Directive: Write out every entry exactly as it appears.

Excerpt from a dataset
________________________________________

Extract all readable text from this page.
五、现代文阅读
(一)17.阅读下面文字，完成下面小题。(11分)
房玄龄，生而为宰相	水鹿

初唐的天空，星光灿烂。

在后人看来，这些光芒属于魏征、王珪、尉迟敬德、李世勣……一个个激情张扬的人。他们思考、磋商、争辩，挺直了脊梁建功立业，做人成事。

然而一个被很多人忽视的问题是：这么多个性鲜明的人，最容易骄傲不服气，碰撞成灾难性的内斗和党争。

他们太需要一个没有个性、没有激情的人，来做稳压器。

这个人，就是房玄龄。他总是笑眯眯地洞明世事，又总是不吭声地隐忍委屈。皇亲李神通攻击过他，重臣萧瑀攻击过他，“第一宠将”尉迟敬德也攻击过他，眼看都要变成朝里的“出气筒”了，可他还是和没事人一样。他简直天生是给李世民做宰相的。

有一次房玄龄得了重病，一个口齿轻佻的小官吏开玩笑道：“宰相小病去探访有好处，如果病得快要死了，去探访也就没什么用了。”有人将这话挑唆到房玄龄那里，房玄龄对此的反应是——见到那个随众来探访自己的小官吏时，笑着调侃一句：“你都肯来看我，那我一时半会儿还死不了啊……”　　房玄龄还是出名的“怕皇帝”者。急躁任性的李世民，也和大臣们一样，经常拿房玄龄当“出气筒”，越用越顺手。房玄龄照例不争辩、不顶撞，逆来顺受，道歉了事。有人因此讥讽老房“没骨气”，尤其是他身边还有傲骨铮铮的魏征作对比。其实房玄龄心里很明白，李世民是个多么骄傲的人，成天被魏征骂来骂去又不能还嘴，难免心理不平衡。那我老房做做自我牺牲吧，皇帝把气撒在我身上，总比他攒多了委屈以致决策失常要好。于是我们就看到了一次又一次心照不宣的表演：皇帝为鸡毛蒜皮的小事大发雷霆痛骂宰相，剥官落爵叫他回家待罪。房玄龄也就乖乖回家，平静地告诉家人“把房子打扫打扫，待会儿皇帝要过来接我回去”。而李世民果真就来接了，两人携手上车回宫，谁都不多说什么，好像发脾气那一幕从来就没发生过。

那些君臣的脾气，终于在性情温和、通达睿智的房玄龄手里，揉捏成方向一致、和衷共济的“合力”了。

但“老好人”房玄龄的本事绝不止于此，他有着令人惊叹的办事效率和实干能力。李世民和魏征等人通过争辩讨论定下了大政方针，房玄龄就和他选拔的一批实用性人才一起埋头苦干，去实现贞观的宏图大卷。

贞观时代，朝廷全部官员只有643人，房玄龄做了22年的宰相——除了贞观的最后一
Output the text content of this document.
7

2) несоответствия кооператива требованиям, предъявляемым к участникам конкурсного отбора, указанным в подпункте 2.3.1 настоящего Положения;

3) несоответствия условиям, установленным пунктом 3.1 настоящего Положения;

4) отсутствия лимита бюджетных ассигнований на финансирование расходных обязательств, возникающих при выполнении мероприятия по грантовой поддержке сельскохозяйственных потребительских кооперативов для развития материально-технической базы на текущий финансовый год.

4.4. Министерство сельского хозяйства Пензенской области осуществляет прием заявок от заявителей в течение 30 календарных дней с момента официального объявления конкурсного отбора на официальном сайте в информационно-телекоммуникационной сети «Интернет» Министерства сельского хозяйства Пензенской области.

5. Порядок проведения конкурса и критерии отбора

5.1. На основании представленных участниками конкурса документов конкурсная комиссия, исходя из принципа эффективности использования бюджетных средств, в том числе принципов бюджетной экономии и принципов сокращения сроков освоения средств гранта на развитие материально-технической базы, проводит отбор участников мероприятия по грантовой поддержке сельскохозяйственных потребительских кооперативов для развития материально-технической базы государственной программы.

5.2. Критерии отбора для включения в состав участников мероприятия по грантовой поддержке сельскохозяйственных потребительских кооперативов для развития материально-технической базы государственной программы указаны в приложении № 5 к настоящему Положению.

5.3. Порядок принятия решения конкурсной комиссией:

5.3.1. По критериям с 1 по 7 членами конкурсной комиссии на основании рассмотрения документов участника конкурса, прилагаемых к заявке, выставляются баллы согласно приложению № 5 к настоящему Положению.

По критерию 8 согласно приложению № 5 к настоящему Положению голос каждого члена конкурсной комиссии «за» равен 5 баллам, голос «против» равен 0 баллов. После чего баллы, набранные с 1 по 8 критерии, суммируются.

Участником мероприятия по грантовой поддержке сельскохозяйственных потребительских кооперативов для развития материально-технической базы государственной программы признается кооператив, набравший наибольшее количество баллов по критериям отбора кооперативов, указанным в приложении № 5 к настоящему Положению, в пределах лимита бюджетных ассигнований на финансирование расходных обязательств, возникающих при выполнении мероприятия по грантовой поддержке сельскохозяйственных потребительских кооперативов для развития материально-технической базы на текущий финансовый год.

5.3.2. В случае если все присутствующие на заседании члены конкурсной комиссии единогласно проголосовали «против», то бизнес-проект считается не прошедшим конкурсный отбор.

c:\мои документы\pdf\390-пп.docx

________________________________________

Task result:
Extract all readable text from this page.
五、现代文阅读
(一)17.阅读下面文字，完成下面小题。(11分)
房玄龄，生而为宰相	水鹿

初唐的天空，星光灿烂。

在后人看来，这些光芒属于魏征、王珪、尉迟敬德、李世勣……一个个激情张扬的人。他们思考、磋商、争辩，挺直了脊梁建功立业，做人成事。

然而一个被很多人忽视的问题是：这么多个性鲜明的人，最容易骄傲不服气，碰撞成灾难性的内斗和党争。

他们太需要一个没有个性、没有激情的人，来做稳压器。

这个人，就是房玄龄。他总是笑眯眯地洞明世事，又总是不吭声地隐忍委屈。皇亲李神通攻击过他，重臣萧瑀攻击过他，“第一宠将”尉迟敬德也攻击过他，眼看都要变成朝里的“出气筒”了，可他还是和没事人一样。他简直天生是给李世民做宰相的。

有一次房玄龄得了重病，一个口齿轻佻的小官吏开玩笑道：“宰相小病去探访有好处，如果病得快要死了，去探访也就没什么用了。”有人将这话挑唆到房玄龄那里，房玄龄对此的反应是——见到那个随众来探访自己的小官吏时，笑着调侃一句：“你都肯来看我，那我一时半会儿还死不了啊……”　　房玄龄还是出名的“怕皇帝”者。急躁任性的李世民，也和大臣们一样，经常拿房玄龄当“出气筒”，越用越顺手。房玄龄照例不争辩、不顶撞，逆来顺受，道歉了事。有人因此讥讽老房“没骨气”，尤其是他身边还有傲骨铮铮的魏征作对比。其实房玄龄心里很明白，李世民是个多么骄傲的人，成天被魏征骂来骂去又不能还嘴，难免心理不平衡。那我老房做做自我牺牲吧，皇帝把气撒在我身上，总比他攒多了委屈以致决策失常要好。于是我们就看到了一次又一次心照不宣的表演：皇帝为鸡毛蒜皮的小事大发雷霆痛骂宰相，剥官落爵叫他回家待罪。房玄龄也就乖乖回家，平静地告诉家人“把房子打扫打扫，待会儿皇帝要过来接我回去”。而李世民果真就来接了，两人携手上车回宫，谁都不多说什么，好像发脾气那一幕从来就没发生过。

那些君臣的脾气，终于在性情温和、通达睿智的房玄龄手里，揉捏成方向一致、和衷共济的“合力”了。

但“老好人”房玄龄的本事绝不止于此，他有着令人惊叹的办事效率和实干能力。李世民和魏征等人通过争辩讨论定下了大政方针，房玄龄就和他选拔的一批实用性人才一起埋头苦干，去实现贞观的宏图大卷。

贞观时代，朝廷全部官员只有643人，房玄龄做了22年的宰相——除了贞观的最后一
Output the text content of this document.
7

2) несоответствия кооператива требованиям, предъявляемым к участникам конкурсного отбора, указанным в подпункте 2.3.1 настоящего Положения;

3) несоответствия условиям, установленным пунктом 3.1 настоящего Положения;

4) отсутствия лимита бюджетных ассигнований на финансирование расходных обязательств, возникающих при выполнении мероприятия по грантовой поддержке сельскохозяйственных потребительских кооперативов для развития материально-технической базы на текущий финансовый год.

4.4. Министерство сельского хозяйства Пензенской области осуществляет прием заявок от заявителей в течение 30 календарных дней с момента официального объявления конкурсного отбора на официальном сайте в информационно-телекоммуникационной сети «Интернет» Министерства сельского хозяйства Пензенской области.

5. Порядок проведения конкурса и критерии отбора

5.1. На основании представленных участниками конкурса документов конкурсная комиссия, исходя из принципа эффективности использования бюджетных средств, в том числе принципов бюджетной экономии и принципов сокращения сроков освоения средств гранта на развитие материально-технической базы, проводит отбор участников мероприятия по грантовой поддержке сельскохозяйственных потребительских кооперативов для развития материально-технической базы государственной программы.

5.2. Критерии отбора для включения в состав участников мероприятия по грантовой поддержке сельскохозяйственных потребительских кооперативов для развития материально-технической базы государственной программы указаны в приложении № 5 к настоящему Положению.

5.3. Порядок принятия решения конкурсной комиссией:

5.3.1. По критериям с 1 по 7 членами конкурсной комиссии на основании рассмотрения документов участника конкурса, прилагаемых к заявке, выставляются баллы согласно приложению № 5 к настоящему Положению.

По критерию 8 согласно приложению № 5 к настоящему Положению голос каждого члена конкурсной комиссии «за» равен 5 баллам, голос «против» равен 0 баллов. После чего баллы, набранные с 1 по 8 критерии, суммируются.

Участником мероприятия по грантовой поддержке сельскохозяйственных потребительских кооперативов для развития материально-технической базы государственной программы признается кооператив, набравший наибольшее количество баллов по критериям отбора кооперативов, указанным в приложении № 5 к настоящему Положению, в пределах лимита бюджетных ассигнований на финансирование расходных обязательств, возникающих при выполнении мероприятия по грантовой поддержке сельскохозяйственных потребительских кооперативов для развития материально-технической базы на текущий финансовый год.

5.3.2. В случае если все присутствующие на заседании члены конкурсной комиссии единогласно проголосовали «против», то бизнес-проект считается не прошедшим конкурсный отбор.

c:\мои документы\pdf\390-пп.docx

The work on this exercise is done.